**Problem to solve**. Give the number of lines that contain the string "this", and nothing else.

**Entries**.
※ ※ ※
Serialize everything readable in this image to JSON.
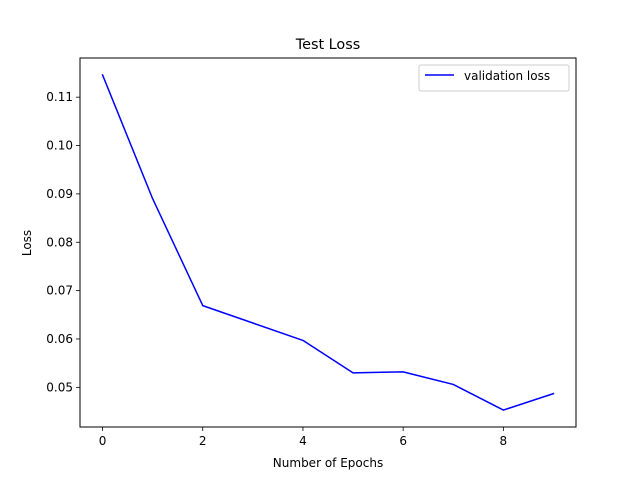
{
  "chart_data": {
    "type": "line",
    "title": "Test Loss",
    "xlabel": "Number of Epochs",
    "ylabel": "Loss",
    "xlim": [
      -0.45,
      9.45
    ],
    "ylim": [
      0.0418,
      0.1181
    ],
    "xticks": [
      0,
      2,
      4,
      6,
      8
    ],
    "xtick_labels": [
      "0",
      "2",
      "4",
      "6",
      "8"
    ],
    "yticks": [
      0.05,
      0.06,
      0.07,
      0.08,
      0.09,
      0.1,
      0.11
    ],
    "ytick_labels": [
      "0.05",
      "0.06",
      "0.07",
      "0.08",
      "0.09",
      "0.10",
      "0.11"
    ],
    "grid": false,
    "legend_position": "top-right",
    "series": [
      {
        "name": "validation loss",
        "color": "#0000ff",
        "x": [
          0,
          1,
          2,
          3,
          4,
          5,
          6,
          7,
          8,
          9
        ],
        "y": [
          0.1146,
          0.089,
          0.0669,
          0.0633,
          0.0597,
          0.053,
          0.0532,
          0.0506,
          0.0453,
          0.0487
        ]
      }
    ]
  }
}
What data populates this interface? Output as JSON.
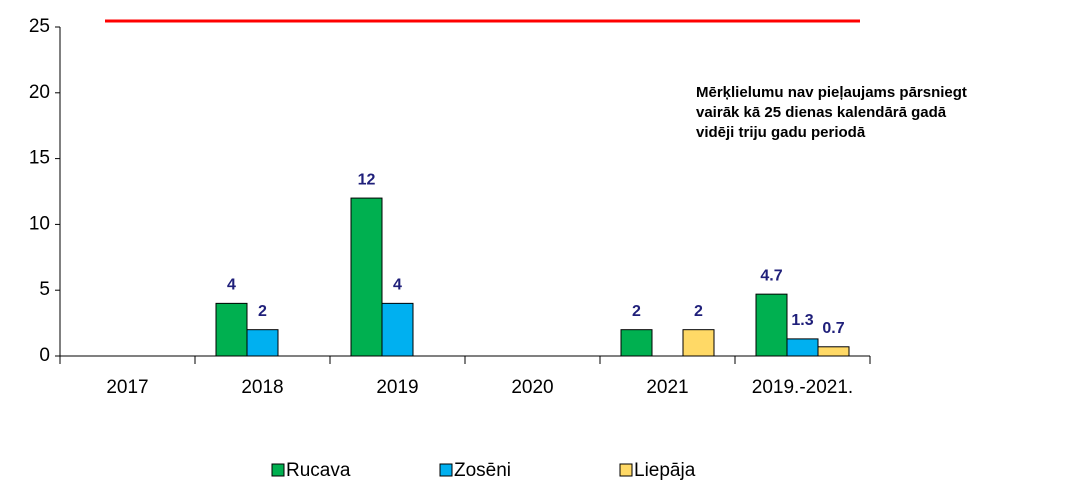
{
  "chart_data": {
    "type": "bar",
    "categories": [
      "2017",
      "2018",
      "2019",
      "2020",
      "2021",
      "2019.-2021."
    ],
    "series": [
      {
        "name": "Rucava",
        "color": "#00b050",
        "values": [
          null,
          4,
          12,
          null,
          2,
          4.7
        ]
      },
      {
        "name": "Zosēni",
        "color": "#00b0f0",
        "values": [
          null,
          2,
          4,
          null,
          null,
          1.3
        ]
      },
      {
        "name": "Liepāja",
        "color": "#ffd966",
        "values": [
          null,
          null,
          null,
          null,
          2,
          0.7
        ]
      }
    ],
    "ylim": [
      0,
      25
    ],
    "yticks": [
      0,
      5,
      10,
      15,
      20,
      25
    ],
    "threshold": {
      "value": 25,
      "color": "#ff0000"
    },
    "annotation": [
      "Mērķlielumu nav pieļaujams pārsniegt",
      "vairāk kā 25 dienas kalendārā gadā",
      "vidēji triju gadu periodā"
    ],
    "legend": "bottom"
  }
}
※ ※ ※
**Output below**. 2